OBJECTIVE
Return a copy of every line in the records that includes the word "город".

>>>>>

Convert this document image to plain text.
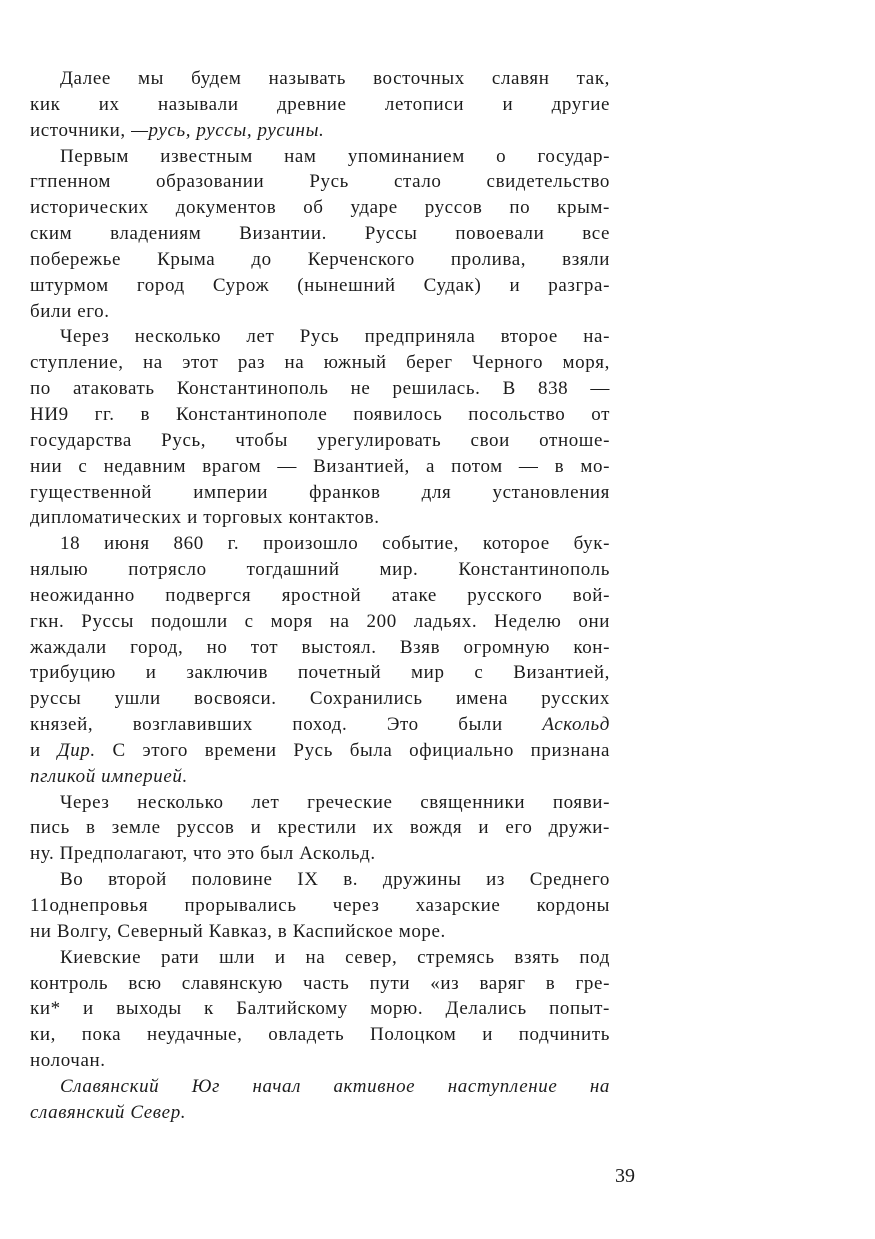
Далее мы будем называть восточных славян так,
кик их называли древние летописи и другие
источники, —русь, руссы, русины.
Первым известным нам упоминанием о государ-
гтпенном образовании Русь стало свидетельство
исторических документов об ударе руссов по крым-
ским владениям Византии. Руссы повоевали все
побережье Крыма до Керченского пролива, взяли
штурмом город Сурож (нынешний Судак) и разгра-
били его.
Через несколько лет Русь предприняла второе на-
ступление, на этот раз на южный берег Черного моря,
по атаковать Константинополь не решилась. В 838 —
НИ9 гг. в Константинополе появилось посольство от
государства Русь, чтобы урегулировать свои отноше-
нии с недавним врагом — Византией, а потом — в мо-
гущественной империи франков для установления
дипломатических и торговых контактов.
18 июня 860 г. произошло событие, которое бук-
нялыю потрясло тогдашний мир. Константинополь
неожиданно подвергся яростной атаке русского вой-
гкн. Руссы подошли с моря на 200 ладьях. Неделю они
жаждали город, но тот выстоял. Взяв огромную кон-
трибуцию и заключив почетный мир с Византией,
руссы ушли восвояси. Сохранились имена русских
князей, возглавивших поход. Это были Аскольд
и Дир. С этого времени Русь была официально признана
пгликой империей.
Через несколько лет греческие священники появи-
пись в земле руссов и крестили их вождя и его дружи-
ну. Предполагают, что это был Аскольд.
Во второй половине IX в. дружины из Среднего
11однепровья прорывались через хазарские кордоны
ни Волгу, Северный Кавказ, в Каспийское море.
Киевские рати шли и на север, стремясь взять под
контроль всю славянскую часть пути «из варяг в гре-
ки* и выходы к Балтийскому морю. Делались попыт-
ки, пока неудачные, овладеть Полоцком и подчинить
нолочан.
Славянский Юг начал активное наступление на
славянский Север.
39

<<<<<

RESPONSE TO THE TASK
штурмом город Сурож (нынешний Судак) и разгра-
жаждали город, но тот выстоял. Взяв огромную кон-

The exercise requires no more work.